Task to complete
Each line that holds the word "green" should be returned.

**** Material

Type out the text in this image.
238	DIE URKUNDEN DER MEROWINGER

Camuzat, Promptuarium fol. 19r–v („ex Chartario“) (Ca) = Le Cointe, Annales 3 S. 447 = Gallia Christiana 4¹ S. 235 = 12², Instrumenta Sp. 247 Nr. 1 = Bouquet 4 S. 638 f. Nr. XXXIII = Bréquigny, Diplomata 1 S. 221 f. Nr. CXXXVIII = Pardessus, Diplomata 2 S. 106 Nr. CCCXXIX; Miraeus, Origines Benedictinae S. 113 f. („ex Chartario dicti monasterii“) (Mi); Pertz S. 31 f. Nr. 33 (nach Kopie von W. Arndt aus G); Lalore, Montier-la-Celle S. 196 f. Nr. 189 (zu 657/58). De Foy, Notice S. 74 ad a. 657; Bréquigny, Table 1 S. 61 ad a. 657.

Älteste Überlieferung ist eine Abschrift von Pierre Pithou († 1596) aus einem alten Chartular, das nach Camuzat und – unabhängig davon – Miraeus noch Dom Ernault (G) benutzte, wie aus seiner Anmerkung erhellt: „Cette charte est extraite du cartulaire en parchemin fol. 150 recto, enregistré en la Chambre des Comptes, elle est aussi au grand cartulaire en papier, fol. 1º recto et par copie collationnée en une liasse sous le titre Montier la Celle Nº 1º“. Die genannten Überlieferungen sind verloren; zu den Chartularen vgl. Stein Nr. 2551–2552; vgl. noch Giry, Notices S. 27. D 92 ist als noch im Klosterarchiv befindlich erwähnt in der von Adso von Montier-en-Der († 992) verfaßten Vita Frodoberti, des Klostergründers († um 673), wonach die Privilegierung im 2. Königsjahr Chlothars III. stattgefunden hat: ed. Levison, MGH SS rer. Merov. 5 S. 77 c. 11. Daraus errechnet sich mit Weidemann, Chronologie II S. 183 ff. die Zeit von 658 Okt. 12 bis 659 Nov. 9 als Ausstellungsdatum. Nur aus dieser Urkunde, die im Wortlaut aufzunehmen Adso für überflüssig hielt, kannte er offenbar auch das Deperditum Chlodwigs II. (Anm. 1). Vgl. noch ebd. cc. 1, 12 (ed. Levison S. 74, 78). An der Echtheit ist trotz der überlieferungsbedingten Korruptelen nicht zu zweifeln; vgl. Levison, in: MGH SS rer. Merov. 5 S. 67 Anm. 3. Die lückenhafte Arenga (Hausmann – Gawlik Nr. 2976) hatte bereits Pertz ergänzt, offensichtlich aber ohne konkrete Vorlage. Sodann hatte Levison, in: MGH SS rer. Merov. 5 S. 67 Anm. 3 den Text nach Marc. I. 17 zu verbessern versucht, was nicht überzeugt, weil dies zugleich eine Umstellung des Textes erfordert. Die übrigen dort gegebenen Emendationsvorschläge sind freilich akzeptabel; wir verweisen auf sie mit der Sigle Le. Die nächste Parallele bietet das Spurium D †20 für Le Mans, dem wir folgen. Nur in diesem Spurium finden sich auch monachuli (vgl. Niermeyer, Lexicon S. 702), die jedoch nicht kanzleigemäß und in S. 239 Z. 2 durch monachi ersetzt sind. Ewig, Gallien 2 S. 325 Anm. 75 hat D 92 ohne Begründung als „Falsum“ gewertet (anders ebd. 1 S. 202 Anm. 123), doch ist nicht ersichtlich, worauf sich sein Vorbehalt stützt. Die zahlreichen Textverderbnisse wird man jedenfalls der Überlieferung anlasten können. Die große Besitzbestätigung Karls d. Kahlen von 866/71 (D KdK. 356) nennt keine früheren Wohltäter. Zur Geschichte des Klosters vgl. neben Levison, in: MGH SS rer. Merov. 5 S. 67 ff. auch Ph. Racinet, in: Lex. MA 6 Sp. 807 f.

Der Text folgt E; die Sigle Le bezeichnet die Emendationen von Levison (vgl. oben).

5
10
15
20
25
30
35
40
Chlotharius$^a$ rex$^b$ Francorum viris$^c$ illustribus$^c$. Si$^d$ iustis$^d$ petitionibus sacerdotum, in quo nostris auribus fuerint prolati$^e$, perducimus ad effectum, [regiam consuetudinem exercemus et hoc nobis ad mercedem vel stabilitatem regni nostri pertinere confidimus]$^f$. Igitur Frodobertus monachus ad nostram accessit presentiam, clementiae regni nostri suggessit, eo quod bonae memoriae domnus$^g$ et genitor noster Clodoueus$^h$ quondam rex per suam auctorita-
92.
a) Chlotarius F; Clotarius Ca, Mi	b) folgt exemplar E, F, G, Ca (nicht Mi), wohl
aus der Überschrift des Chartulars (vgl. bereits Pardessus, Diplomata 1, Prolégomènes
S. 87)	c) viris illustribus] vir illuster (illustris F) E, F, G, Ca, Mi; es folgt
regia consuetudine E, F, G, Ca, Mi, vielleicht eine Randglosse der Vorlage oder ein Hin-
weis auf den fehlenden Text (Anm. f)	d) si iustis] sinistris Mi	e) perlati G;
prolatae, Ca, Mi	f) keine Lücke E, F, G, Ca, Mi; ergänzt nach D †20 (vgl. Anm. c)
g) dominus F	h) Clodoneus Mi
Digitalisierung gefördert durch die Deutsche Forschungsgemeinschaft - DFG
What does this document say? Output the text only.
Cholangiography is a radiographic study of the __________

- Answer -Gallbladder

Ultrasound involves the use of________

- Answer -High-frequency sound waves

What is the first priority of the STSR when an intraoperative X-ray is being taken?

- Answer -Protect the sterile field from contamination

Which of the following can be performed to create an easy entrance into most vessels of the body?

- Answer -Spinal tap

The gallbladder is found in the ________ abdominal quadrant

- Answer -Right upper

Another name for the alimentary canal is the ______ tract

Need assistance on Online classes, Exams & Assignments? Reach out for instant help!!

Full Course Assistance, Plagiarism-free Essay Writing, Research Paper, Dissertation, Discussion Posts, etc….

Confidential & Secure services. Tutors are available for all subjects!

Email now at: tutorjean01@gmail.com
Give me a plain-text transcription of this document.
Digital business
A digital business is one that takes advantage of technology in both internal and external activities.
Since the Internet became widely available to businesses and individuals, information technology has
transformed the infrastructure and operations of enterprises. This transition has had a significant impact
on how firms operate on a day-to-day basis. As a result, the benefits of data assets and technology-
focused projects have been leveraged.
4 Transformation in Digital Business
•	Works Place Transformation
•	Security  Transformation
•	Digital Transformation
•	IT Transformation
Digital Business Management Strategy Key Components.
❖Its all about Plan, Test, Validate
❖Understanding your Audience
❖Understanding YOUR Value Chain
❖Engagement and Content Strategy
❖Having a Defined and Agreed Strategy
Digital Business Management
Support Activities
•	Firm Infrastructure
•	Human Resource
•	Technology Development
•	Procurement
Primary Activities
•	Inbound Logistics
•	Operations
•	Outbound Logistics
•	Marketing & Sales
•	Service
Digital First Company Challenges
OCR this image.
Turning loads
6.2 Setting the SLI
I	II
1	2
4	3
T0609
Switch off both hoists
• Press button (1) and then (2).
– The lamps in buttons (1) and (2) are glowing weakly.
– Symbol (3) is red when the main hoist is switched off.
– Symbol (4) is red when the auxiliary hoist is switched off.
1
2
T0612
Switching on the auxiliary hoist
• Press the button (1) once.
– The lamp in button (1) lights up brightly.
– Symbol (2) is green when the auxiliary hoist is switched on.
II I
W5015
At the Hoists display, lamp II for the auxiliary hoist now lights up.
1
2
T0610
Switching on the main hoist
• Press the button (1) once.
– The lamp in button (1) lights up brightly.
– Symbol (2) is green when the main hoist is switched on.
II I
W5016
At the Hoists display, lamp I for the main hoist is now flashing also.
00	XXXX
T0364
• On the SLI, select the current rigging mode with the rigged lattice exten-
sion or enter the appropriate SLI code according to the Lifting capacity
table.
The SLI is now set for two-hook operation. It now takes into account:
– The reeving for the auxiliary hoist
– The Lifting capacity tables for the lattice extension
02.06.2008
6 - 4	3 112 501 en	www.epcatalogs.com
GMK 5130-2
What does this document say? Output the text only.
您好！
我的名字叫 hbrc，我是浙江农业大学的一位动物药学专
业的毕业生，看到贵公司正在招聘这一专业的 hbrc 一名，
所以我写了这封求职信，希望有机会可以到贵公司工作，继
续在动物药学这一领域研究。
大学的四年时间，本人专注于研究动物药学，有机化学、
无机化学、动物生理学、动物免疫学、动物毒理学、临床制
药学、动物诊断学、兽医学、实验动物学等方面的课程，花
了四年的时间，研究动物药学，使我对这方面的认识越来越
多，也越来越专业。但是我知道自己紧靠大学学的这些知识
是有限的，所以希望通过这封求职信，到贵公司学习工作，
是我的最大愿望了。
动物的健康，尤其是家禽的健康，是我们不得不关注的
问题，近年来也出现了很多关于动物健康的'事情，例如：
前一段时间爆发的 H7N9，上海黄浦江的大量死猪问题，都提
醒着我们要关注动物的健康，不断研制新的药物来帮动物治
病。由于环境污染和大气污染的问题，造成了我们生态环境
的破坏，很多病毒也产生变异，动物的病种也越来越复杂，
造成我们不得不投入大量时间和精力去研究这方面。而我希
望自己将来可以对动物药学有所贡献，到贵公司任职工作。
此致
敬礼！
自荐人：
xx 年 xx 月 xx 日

********

Solved exercise
– Symbol (2) is green when the auxiliary hoist is switched on.
– Symbol (2) is green when the main hoist is switched on.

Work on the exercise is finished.